_TASK_
Pick out each line containing the string "Aplicación".

-- Start STORED ROWS --

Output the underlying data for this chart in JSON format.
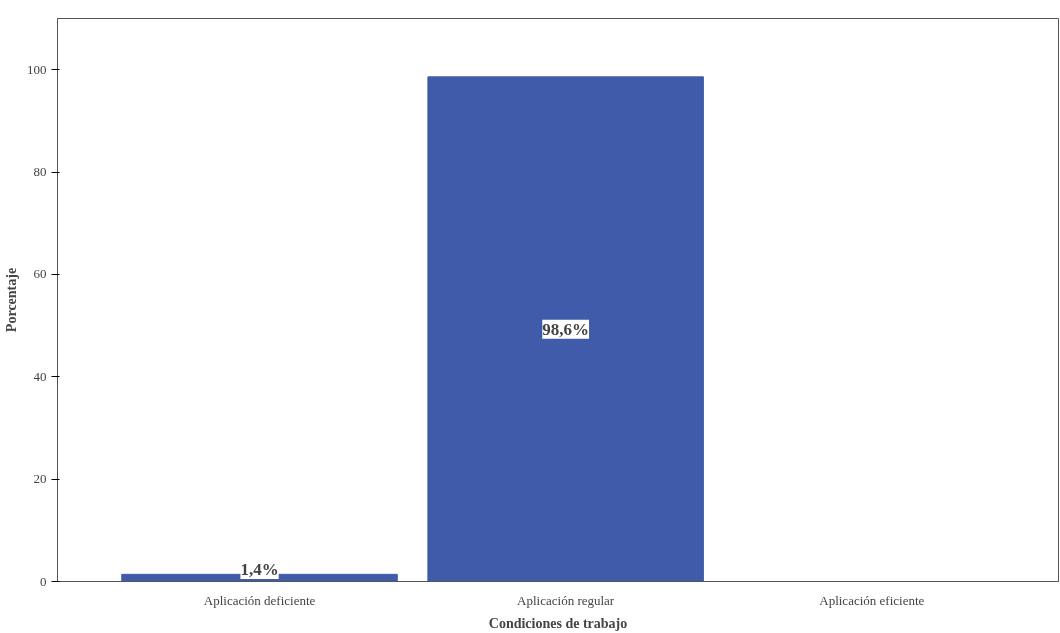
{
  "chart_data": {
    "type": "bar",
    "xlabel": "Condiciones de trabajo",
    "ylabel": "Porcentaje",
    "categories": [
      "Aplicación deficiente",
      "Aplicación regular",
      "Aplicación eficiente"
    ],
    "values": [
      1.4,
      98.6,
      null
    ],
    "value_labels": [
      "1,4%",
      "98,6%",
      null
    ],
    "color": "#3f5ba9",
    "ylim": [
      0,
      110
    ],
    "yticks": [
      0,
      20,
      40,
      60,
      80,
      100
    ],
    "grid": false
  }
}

-- End STORED ROWS --

_PROBLEM SOLUTION_
      "Aplicación deficiente",
      "Aplicación regular",
      "Aplicación eficiente"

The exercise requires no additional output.